*Exercise goal*: Write out every entry, unchanged. Skip any picture.

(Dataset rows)
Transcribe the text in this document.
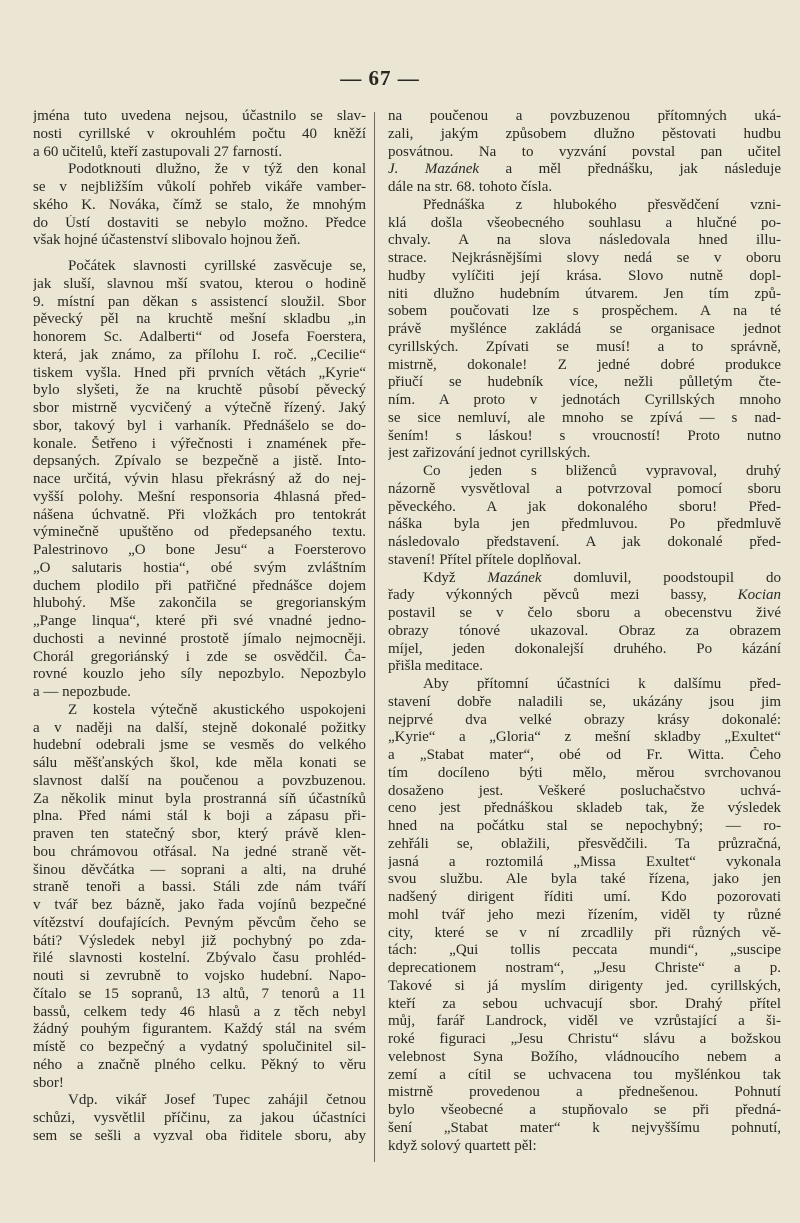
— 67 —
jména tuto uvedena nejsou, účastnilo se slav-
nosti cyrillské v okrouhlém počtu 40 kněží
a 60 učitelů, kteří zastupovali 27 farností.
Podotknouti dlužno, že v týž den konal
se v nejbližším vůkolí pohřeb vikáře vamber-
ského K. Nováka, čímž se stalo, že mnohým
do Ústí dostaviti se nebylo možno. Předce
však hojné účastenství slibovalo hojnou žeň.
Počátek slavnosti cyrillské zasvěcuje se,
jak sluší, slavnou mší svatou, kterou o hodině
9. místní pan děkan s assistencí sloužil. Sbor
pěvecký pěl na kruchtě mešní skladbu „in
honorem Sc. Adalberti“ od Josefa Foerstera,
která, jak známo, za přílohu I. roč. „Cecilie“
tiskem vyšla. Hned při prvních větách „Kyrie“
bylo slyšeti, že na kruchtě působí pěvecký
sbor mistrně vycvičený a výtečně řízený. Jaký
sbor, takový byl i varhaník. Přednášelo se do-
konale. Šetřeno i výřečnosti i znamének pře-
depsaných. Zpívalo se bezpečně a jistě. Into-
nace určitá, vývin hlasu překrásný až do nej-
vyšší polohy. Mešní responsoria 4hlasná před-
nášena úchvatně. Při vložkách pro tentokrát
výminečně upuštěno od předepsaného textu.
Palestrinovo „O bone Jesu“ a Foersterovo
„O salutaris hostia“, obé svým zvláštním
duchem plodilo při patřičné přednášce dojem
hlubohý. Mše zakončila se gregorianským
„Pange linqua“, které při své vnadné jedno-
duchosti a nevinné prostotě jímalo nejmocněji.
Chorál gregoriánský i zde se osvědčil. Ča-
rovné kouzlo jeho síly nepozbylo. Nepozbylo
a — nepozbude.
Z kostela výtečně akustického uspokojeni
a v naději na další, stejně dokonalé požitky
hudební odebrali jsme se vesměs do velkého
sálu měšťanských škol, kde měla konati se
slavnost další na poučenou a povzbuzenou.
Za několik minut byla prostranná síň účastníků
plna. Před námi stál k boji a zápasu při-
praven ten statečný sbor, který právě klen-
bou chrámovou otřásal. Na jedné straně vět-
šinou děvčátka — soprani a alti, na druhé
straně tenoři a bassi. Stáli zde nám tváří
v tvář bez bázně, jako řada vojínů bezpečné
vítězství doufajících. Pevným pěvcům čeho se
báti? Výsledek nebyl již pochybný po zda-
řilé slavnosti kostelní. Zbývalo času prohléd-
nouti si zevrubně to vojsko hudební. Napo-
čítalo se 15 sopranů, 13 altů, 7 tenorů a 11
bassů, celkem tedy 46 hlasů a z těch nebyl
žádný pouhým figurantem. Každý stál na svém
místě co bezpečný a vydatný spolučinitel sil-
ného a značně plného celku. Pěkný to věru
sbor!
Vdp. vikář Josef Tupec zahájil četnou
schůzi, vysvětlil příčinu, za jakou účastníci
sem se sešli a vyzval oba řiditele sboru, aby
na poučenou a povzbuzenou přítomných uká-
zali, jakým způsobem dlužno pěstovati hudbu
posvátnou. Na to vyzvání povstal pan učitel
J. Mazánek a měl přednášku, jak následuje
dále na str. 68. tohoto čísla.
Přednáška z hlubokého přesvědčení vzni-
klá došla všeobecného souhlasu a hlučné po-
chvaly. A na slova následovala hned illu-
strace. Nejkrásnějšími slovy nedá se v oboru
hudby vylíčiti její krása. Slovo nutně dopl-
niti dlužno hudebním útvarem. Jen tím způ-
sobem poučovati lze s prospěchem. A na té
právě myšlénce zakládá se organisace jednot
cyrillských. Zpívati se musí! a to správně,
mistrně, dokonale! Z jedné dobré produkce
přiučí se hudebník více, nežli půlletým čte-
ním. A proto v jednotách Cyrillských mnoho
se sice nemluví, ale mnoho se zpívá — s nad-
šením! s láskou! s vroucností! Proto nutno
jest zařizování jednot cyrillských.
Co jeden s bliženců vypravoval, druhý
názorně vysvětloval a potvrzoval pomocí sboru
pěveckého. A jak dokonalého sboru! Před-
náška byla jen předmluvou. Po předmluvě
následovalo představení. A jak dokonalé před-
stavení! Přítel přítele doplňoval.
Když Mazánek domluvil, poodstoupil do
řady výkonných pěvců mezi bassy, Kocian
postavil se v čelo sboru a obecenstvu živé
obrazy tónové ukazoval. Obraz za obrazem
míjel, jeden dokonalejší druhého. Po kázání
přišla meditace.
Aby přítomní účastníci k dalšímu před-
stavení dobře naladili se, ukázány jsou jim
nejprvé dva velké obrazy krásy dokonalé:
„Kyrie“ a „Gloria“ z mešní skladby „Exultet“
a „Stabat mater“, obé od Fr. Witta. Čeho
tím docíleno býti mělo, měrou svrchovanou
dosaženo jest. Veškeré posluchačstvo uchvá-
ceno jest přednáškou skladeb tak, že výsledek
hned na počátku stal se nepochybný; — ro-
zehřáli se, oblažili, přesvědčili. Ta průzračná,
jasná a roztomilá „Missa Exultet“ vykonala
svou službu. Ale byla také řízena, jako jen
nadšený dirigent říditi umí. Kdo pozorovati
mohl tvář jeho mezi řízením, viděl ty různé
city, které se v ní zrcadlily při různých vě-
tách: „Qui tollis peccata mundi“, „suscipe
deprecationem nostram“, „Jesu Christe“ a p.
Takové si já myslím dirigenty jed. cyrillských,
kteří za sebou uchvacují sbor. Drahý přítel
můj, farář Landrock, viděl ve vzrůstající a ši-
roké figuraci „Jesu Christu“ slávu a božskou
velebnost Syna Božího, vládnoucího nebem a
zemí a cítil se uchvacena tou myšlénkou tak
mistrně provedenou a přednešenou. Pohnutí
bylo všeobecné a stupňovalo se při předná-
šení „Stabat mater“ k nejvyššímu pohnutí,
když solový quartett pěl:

*Response to the task*:
Transcribe the text in this document.
— 67 —
jména tuto uvedena nejsou, účastnilo se slav-
nosti cyrillské v okrouhlém počtu 40 kněží
a 60 učitelů, kteří zastupovali 27 farností.
Podotknouti dlužno, že v týž den konal
se v nejbližším vůkolí pohřeb vikáře vamber-
ského K. Nováka, čímž se stalo, že mnohým
do Ústí dostaviti se nebylo možno. Předce
však hojné účastenství slibovalo hojnou žeň.
Počátek slavnosti cyrillské zasvěcuje se,
jak sluší, slavnou mší svatou, kterou o hodině
9. místní pan děkan s assistencí sloužil. Sbor
pěvecký pěl na kruchtě mešní skladbu „in
honorem Sc. Adalberti“ od Josefa Foerstera,
která, jak známo, za přílohu I. roč. „Cecilie“
tiskem vyšla. Hned při prvních větách „Kyrie“
bylo slyšeti, že na kruchtě působí pěvecký
sbor mistrně vycvičený a výtečně řízený. Jaký
sbor, takový byl i varhaník. Přednášelo se do-
konale. Šetřeno i výřečnosti i znamének pře-
depsaných. Zpívalo se bezpečně a jistě. Into-
nace určitá, vývin hlasu překrásný až do nej-
vyšší polohy. Mešní responsoria 4hlasná před-
nášena úchvatně. Při vložkách pro tentokrát
výminečně upuštěno od předepsaného textu.
Palestrinovo „O bone Jesu“ a Foersterovo
„O salutaris hostia“, obé svým zvláštním
duchem plodilo při patřičné přednášce dojem
hlubohý. Mše zakončila se gregorianským
„Pange linqua“, které při své vnadné jedno-
duchosti a nevinné prostotě jímalo nejmocněji.
Chorál gregoriánský i zde se osvědčil. Ča-
rovné kouzlo jeho síly nepozbylo. Nepozbylo
a — nepozbude.
Z kostela výtečně akustického uspokojeni
a v naději na další, stejně dokonalé požitky
hudební odebrali jsme se vesměs do velkého
sálu měšťanských škol, kde měla konati se
slavnost další na poučenou a povzbuzenou.
Za několik minut byla prostranná síň účastníků
plna. Před námi stál k boji a zápasu při-
praven ten statečný sbor, který právě klen-
bou chrámovou otřásal. Na jedné straně vět-
šinou děvčátka — soprani a alti, na druhé
straně tenoři a bassi. Stáli zde nám tváří
v tvář bez bázně, jako řada vojínů bezpečné
vítězství doufajících. Pevným pěvcům čeho se
báti? Výsledek nebyl již pochybný po zda-
řilé slavnosti kostelní. Zbývalo času prohléd-
nouti si zevrubně to vojsko hudební. Napo-
čítalo se 15 sopranů, 13 altů, 7 tenorů a 11
bassů, celkem tedy 46 hlasů a z těch nebyl
žádný pouhým figurantem. Každý stál na svém
místě co bezpečný a vydatný spolučinitel sil-
ného a značně plného celku. Pěkný to věru
sbor!
Vdp. vikář Josef Tupec zahájil četnou
schůzi, vysvětlil příčinu, za jakou účastníci
sem se sešli a vyzval oba řiditele sboru, aby
na poučenou a povzbuzenou přítomných uká-
zali, jakým způsobem dlužno pěstovati hudbu
posvátnou. Na to vyzvání povstal pan učitel
J. Mazánek a měl přednášku, jak následuje
dále na str. 68. tohoto čísla.
Přednáška z hlubokého přesvědčení vzni-
klá došla všeobecného souhlasu a hlučné po-
chvaly. A na slova následovala hned illu-
strace. Nejkrásnějšími slovy nedá se v oboru
hudby vylíčiti její krása. Slovo nutně dopl-
niti dlužno hudebním útvarem. Jen tím způ-
sobem poučovati lze s prospěchem. A na té
právě myšlénce zakládá se organisace jednot
cyrillských. Zpívati se musí! a to správně,
mistrně, dokonale! Z jedné dobré produkce
přiučí se hudebník více, nežli půlletým čte-
ním. A proto v jednotách Cyrillských mnoho
se sice nemluví, ale mnoho se zpívá — s nad-
šením! s láskou! s vroucností! Proto nutno
jest zařizování jednot cyrillských.
Co jeden s bliženců vypravoval, druhý
názorně vysvětloval a potvrzoval pomocí sboru
pěveckého. A jak dokonalého sboru! Před-
náška byla jen předmluvou. Po předmluvě
následovalo představení. A jak dokonalé před-
stavení! Přítel přítele doplňoval.
Když Mazánek domluvil, poodstoupil do
řady výkonných pěvců mezi bassy, Kocian
postavil se v čelo sboru a obecenstvu živé
obrazy tónové ukazoval. Obraz za obrazem
míjel, jeden dokonalejší druhého. Po kázání
přišla meditace.
Aby přítomní účastníci k dalšímu před-
stavení dobře naladili se, ukázány jsou jim
nejprvé dva velké obrazy krásy dokonalé:
„Kyrie“ a „Gloria“ z mešní skladby „Exultet“
a „Stabat mater“, obé od Fr. Witta. Čeho
tím docíleno býti mělo, měrou svrchovanou
dosaženo jest. Veškeré posluchačstvo uchvá-
ceno jest přednáškou skladeb tak, že výsledek
hned na počátku stal se nepochybný; — ro-
zehřáli se, oblažili, přesvědčili. Ta průzračná,
jasná a roztomilá „Missa Exultet“ vykonala
svou službu. Ale byla také řízena, jako jen
nadšený dirigent říditi umí. Kdo pozorovati
mohl tvář jeho mezi řízením, viděl ty různé
city, které se v ní zrcadlily při různých vě-
tách: „Qui tollis peccata mundi“, „suscipe
deprecationem nostram“, „Jesu Christe“ a p.
Takové si já myslím dirigenty jed. cyrillských,
kteří za sebou uchvacují sbor. Drahý přítel
můj, farář Landrock, viděl ve vzrůstající a ši-
roké figuraci „Jesu Christu“ slávu a božskou
velebnost Syna Božího, vládnoucího nebem a
zemí a cítil se uchvacena tou myšlénkou tak
mistrně provedenou a přednešenou. Pohnutí
bylo všeobecné a stupňovalo se při předná-
šení „Stabat mater“ k nejvyššímu pohnutí,
když solový quartett pěl:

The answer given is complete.